__What you are asked to do__:
Set down the whole listing verbatim.

______________________________

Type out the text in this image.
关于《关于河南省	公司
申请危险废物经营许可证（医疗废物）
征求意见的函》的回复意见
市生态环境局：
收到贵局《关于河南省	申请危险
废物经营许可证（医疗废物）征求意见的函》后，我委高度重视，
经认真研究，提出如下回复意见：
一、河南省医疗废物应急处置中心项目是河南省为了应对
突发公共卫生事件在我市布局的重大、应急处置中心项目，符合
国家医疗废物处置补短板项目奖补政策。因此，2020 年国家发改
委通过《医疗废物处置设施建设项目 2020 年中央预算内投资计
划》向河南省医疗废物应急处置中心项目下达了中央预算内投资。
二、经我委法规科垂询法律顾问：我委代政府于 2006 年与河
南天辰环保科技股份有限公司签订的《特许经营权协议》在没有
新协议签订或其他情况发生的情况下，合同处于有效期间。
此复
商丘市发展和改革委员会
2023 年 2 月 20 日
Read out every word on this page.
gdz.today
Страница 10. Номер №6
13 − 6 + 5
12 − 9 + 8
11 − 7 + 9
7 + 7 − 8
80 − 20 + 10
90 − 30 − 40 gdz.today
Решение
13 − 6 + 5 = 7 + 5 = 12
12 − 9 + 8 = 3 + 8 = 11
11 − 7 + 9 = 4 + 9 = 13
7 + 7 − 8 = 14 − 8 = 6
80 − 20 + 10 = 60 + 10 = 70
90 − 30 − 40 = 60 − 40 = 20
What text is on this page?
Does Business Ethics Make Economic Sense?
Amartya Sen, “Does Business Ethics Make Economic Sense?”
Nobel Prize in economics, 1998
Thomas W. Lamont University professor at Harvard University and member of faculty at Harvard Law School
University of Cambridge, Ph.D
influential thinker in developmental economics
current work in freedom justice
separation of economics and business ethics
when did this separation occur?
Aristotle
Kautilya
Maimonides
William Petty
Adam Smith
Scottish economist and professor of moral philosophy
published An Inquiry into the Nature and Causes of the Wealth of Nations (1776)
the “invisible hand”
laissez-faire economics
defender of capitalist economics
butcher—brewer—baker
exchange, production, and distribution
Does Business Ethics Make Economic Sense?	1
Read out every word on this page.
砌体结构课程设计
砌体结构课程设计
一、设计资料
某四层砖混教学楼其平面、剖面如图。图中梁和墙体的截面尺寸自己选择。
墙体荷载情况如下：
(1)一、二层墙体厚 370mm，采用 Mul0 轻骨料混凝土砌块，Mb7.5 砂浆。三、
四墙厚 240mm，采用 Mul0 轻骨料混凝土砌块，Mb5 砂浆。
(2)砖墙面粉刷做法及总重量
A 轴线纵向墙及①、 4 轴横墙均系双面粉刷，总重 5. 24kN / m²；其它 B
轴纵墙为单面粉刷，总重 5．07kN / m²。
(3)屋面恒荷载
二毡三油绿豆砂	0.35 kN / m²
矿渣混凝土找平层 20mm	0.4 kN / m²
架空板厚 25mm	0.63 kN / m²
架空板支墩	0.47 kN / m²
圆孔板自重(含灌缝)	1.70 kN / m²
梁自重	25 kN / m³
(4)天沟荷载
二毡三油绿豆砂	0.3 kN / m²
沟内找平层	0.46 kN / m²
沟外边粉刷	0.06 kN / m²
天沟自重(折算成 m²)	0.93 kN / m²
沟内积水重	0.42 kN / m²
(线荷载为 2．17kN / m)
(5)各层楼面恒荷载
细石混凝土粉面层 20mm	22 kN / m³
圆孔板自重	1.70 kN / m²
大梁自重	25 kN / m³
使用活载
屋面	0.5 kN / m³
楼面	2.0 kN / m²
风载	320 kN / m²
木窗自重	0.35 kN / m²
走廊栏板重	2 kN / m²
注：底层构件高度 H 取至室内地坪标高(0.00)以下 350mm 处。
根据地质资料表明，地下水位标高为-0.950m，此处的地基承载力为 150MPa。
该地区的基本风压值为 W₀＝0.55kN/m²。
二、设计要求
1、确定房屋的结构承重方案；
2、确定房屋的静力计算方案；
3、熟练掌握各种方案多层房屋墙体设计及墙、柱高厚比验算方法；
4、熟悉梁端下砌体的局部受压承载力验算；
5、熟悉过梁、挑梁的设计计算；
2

______________________________

__Reply to the exercise__:
Type out the text in this image.
关于《关于河南省	公司
申请危险废物经营许可证（医疗废物）
征求意见的函》的回复意见
市生态环境局：
收到贵局《关于河南省	申请危险
废物经营许可证（医疗废物）征求意见的函》后，我委高度重视，
经认真研究，提出如下回复意见：
一、河南省医疗废物应急处置中心项目是河南省为了应对
突发公共卫生事件在我市布局的重大、应急处置中心项目，符合
国家医疗废物处置补短板项目奖补政策。因此，2020 年国家发改
委通过《医疗废物处置设施建设项目 2020 年中央预算内投资计
划》向河南省医疗废物应急处置中心项目下达了中央预算内投资。
二、经我委法规科垂询法律顾问：我委代政府于 2006 年与河
南天辰环保科技股份有限公司签订的《特许经营权协议》在没有
新协议签订或其他情况发生的情况下，合同处于有效期间。
此复
商丘市发展和改革委员会
2023 年 2 月 20 日
Read out every word on this page.
gdz.today
Страница 10. Номер №6
13 − 6 + 5
12 − 9 + 8
11 − 7 + 9
7 + 7 − 8
80 − 20 + 10
90 − 30 − 40 gdz.today
Решение
13 − 6 + 5 = 7 + 5 = 12
12 − 9 + 8 = 3 + 8 = 11
11 − 7 + 9 = 4 + 9 = 13
7 + 7 − 8 = 14 − 8 = 6
80 − 20 + 10 = 60 + 10 = 70
90 − 30 − 40 = 60 − 40 = 20
What text is on this page?
Does Business Ethics Make Economic Sense?
Amartya Sen, “Does Business Ethics Make Economic Sense?”
Nobel Prize in economics, 1998
Thomas W. Lamont University professor at Harvard University and member of faculty at Harvard Law School
University of Cambridge, Ph.D
influential thinker in developmental economics
current work in freedom justice
separation of economics and business ethics
when did this separation occur?
Aristotle
Kautilya
Maimonides
William Petty
Adam Smith
Scottish economist and professor of moral philosophy
published An Inquiry into the Nature and Causes of the Wealth of Nations (1776)
the “invisible hand”
laissez-faire economics
defender of capitalist economics
butcher—brewer—baker
exchange, production, and distribution
Does Business Ethics Make Economic Sense?	1
Read out every word on this page.
砌体结构课程设计
砌体结构课程设计
一、设计资料
某四层砖混教学楼其平面、剖面如图。图中梁和墙体的截面尺寸自己选择。
墙体荷载情况如下：
(1)一、二层墙体厚 370mm，采用 Mul0 轻骨料混凝土砌块，Mb7.5 砂浆。三、
四墙厚 240mm，采用 Mul0 轻骨料混凝土砌块，Mb5 砂浆。
(2)砖墙面粉刷做法及总重量
A 轴线纵向墙及①、 4 轴横墙均系双面粉刷，总重 5. 24kN / m²；其它 B
轴纵墙为单面粉刷，总重 5．07kN / m²。
(3)屋面恒荷载
二毡三油绿豆砂	0.35 kN / m²
矿渣混凝土找平层 20mm	0.4 kN / m²
架空板厚 25mm	0.63 kN / m²
架空板支墩	0.47 kN / m²
圆孔板自重(含灌缝)	1.70 kN / m²
梁自重	25 kN / m³
(4)天沟荷载
二毡三油绿豆砂	0.3 kN / m²
沟内找平层	0.46 kN / m²
沟外边粉刷	0.06 kN / m²
天沟自重(折算成 m²)	0.93 kN / m²
沟内积水重	0.42 kN / m²
(线荷载为 2．17kN / m)
(5)各层楼面恒荷载
细石混凝土粉面层 20mm	22 kN / m³
圆孔板自重	1.70 kN / m²
大梁自重	25 kN / m³
使用活载
屋面	0.5 kN / m³
楼面	2.0 kN / m²
风载	320 kN / m²
木窗自重	0.35 kN / m²
走廊栏板重	2 kN / m²
注：底层构件高度 H 取至室内地坪标高(0.00)以下 350mm 处。
根据地质资料表明，地下水位标高为-0.950m，此处的地基承载力为 150MPa。
该地区的基本风压值为 W₀＝0.55kN/m²。
二、设计要求
1、确定房屋的结构承重方案；
2、确定房屋的静力计算方案；
3、熟练掌握各种方案多层房屋墙体设计及墙、柱高厚比验算方法；
4、熟悉梁端下砌体的局部受压承载力验算；
5、熟悉过梁、挑梁的设计计算；
2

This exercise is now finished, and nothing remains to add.